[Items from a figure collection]
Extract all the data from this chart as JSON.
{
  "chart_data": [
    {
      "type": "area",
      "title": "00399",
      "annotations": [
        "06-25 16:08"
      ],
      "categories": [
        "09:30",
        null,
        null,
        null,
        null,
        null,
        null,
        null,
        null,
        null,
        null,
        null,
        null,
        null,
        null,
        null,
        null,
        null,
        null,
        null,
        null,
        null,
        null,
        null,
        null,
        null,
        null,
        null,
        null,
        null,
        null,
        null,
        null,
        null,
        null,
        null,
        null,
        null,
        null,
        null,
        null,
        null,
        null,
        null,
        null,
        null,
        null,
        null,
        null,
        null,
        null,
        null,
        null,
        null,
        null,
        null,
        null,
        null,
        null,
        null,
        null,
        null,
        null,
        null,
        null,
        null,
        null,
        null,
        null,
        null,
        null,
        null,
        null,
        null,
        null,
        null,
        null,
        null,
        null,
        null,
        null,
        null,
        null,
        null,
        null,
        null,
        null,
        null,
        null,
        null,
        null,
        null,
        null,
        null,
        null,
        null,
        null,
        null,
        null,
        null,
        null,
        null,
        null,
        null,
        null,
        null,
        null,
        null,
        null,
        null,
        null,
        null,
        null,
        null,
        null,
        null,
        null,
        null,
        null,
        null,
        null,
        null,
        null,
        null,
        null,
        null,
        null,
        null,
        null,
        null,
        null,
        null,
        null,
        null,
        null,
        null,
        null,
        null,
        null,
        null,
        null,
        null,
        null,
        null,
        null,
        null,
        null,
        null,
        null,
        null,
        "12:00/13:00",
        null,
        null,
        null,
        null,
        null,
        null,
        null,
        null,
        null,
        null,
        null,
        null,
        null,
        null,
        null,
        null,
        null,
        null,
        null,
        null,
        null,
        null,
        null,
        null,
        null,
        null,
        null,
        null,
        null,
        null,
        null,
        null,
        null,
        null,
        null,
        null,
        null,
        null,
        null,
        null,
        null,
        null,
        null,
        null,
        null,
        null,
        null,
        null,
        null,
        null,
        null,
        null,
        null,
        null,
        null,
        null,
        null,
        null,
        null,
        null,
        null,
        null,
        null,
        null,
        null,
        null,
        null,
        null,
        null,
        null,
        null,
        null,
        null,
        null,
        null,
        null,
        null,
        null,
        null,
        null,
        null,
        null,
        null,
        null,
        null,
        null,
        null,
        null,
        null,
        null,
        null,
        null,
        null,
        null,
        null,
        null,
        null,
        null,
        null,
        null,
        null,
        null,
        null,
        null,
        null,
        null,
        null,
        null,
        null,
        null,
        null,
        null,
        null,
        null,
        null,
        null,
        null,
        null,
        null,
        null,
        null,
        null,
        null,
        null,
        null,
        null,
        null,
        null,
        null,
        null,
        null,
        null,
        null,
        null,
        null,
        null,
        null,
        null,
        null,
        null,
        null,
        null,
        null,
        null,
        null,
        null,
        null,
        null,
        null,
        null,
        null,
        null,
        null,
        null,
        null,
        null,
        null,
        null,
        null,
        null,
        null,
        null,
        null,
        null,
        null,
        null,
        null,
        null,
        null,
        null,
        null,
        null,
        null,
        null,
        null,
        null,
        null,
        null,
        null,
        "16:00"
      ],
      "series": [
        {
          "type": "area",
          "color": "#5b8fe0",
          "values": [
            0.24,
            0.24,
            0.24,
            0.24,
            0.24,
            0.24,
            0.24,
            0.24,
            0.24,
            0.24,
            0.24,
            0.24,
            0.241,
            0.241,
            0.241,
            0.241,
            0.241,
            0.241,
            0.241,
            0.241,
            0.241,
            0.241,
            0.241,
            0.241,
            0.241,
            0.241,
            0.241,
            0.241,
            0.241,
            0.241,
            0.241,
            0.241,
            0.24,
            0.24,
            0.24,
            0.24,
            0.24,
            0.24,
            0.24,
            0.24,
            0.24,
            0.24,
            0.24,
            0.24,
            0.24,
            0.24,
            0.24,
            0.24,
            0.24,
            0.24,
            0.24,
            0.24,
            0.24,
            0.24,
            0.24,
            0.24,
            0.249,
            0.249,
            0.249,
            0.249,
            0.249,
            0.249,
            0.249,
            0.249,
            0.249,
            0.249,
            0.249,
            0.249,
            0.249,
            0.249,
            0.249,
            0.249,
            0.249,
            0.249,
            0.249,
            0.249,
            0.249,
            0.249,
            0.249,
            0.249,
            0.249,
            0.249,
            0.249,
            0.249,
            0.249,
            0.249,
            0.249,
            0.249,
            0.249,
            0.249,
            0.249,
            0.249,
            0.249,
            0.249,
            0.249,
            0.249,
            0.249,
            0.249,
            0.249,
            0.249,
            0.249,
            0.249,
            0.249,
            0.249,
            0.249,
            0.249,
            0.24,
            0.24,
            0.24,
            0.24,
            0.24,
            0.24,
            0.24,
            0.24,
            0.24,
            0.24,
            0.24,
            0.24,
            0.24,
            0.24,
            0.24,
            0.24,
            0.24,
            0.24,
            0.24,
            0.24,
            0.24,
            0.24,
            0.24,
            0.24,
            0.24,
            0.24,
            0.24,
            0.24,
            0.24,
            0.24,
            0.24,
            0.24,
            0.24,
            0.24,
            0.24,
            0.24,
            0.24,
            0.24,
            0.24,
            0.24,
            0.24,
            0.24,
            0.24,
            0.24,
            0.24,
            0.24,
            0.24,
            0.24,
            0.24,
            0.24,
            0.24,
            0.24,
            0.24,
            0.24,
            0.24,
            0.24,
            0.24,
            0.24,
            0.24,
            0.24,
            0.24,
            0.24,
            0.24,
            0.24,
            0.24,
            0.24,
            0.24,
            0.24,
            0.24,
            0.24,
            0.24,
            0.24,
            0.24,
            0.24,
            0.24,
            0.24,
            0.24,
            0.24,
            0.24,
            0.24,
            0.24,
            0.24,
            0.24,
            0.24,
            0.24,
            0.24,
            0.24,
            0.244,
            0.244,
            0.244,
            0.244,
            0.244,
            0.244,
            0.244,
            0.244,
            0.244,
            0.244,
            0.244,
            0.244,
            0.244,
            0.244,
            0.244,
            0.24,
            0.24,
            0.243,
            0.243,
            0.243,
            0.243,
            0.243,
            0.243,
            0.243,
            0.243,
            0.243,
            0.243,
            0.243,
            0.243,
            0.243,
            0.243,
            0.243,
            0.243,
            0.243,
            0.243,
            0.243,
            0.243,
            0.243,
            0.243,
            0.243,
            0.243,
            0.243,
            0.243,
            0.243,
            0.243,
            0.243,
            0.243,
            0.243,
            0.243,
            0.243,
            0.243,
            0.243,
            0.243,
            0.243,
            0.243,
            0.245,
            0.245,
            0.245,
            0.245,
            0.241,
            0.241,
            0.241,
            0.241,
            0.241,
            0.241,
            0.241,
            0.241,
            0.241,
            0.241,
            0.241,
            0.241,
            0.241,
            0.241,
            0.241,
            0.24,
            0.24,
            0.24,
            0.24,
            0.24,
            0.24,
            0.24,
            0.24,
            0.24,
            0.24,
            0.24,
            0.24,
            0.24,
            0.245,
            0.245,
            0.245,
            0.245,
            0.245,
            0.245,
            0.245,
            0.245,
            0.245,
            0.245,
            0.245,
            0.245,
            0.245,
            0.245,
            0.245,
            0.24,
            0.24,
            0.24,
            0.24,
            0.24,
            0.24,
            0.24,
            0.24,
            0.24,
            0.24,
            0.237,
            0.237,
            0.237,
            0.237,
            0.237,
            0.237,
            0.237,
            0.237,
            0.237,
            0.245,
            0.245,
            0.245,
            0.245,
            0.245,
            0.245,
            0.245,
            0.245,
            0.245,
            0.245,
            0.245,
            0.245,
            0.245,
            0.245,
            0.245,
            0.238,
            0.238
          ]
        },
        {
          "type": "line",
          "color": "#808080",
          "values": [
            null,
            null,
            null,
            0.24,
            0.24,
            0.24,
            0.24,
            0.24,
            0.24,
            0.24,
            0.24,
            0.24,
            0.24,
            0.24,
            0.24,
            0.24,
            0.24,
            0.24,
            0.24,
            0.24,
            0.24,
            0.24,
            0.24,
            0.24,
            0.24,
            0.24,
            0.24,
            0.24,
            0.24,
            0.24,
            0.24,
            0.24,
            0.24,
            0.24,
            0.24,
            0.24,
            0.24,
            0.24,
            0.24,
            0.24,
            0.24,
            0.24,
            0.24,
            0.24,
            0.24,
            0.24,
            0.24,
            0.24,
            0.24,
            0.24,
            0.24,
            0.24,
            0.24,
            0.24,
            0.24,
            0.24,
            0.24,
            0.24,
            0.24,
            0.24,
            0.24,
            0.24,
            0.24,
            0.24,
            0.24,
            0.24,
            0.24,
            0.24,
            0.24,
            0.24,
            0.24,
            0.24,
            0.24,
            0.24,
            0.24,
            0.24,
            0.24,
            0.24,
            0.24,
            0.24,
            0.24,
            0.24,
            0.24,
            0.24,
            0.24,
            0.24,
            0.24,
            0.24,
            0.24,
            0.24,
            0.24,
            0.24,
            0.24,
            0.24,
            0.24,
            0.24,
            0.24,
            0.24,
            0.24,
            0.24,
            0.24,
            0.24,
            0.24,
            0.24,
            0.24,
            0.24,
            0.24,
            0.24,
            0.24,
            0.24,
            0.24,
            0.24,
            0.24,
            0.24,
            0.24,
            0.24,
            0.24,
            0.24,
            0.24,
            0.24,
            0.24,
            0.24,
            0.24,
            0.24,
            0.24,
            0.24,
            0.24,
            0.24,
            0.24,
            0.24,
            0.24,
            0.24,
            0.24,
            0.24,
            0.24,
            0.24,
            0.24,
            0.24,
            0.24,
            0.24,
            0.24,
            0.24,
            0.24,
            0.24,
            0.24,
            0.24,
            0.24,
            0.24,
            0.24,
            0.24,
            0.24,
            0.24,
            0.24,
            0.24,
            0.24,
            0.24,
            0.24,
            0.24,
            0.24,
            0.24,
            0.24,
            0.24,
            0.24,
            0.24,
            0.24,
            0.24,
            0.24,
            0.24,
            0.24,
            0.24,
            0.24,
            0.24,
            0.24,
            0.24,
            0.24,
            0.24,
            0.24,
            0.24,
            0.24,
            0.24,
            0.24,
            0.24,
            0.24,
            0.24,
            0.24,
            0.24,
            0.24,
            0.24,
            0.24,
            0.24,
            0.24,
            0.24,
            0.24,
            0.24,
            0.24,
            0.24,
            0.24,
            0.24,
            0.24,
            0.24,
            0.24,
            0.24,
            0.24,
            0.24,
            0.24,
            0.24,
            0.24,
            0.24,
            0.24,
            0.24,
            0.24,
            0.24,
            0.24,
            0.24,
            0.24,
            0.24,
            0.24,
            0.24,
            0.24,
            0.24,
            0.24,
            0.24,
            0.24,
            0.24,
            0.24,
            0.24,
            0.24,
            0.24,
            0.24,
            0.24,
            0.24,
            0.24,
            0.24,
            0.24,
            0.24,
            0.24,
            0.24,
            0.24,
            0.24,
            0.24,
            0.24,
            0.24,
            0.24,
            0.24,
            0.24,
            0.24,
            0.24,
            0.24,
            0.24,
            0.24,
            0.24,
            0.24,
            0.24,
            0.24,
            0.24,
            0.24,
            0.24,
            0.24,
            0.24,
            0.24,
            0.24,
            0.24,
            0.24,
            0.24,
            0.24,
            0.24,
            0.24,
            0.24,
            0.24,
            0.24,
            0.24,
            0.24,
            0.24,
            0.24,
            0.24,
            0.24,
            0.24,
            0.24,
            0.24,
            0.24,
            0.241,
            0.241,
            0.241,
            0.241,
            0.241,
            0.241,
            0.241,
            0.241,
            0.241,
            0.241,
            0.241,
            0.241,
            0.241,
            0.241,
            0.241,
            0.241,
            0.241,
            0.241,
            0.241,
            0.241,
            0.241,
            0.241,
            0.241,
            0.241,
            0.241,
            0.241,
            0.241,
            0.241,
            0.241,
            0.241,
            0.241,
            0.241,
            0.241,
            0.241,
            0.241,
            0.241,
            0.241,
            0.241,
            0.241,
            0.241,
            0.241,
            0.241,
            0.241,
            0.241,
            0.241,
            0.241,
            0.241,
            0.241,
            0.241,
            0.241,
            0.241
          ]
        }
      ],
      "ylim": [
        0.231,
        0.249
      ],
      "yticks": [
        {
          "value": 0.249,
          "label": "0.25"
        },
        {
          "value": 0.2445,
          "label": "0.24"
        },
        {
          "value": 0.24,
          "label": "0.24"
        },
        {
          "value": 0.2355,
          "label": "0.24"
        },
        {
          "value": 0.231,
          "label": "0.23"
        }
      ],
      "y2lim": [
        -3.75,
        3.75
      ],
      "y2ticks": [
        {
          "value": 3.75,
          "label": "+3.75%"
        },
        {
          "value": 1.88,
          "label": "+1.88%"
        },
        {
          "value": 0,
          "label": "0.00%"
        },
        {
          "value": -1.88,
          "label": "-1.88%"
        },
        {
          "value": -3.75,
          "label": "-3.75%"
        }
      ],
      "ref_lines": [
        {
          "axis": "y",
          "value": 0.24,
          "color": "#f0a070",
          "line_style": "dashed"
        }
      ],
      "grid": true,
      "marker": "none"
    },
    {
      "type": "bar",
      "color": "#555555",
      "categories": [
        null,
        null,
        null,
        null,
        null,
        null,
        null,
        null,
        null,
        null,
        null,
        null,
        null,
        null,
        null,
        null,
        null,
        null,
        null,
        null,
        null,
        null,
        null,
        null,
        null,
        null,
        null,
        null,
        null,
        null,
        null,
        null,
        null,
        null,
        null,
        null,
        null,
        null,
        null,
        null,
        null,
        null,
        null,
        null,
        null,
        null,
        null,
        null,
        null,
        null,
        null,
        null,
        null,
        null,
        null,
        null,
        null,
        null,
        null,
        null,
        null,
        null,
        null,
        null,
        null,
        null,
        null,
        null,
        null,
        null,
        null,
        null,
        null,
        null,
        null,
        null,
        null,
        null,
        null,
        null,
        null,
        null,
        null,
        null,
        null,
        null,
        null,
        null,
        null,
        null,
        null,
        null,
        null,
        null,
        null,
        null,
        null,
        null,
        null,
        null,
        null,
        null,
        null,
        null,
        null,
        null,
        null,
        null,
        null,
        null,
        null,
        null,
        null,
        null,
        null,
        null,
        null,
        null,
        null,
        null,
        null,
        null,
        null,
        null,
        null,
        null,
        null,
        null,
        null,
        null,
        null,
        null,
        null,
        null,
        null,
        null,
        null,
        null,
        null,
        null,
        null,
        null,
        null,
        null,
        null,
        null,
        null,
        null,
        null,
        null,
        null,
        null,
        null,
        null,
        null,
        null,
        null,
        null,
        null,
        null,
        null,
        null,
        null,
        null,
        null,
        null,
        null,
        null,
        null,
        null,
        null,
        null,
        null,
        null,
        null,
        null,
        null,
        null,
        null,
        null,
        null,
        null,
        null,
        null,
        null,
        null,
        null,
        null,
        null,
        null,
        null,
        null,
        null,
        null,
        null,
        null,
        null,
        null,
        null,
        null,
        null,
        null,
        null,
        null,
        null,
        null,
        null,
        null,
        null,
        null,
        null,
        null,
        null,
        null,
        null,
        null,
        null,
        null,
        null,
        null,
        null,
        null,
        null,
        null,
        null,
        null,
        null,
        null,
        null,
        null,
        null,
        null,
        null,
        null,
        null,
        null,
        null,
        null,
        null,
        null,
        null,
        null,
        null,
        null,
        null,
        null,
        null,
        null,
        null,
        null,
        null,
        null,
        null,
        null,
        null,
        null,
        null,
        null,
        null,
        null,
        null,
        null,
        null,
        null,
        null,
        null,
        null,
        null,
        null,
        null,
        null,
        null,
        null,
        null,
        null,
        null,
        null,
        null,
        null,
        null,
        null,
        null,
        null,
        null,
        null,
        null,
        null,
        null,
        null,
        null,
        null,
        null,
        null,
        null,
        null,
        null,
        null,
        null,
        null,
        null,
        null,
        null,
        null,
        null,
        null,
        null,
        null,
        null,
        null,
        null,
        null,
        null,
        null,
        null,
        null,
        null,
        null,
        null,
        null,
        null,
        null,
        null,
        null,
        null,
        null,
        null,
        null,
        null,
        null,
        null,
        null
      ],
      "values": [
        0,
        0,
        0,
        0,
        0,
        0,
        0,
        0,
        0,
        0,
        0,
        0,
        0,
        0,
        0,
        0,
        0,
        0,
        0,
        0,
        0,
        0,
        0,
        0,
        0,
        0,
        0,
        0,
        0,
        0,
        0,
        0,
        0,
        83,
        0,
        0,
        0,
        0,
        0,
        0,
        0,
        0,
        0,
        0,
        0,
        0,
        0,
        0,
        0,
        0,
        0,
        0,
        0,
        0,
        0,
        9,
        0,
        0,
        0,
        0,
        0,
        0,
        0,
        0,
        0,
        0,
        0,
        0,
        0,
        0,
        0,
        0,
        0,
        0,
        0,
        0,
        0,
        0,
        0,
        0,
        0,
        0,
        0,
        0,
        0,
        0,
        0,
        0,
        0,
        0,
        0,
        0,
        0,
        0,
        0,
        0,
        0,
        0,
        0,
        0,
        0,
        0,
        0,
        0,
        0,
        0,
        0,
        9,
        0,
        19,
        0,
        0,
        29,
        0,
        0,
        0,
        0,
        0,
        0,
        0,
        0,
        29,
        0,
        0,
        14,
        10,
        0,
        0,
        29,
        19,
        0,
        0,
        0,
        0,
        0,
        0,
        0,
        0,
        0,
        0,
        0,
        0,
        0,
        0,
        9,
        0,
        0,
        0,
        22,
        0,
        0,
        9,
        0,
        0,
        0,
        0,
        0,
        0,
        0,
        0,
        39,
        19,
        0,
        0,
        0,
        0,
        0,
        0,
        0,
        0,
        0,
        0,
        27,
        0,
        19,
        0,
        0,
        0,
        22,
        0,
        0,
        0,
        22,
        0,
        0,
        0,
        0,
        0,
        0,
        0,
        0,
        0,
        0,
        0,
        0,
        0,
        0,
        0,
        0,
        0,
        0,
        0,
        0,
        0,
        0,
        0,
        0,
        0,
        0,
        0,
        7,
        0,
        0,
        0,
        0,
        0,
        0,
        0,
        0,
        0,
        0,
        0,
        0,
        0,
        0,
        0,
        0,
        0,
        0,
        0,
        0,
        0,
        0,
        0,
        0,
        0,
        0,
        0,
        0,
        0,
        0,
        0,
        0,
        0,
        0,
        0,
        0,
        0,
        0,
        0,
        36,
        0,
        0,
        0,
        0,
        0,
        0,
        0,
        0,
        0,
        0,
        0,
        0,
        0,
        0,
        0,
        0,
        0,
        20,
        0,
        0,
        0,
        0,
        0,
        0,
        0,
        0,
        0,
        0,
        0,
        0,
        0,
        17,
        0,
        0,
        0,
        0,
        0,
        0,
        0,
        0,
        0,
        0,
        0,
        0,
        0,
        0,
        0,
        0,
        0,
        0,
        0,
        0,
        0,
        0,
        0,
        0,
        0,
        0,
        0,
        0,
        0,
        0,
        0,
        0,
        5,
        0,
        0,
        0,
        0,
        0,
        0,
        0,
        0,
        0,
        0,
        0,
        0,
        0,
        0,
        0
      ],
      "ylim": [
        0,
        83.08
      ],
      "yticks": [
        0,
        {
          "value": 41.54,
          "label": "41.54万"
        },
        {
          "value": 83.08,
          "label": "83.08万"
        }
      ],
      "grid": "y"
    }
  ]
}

AIM: Count the lines in the records above that contain the word "color", and give only that number.

RESULT OF THE EXERCISE: 4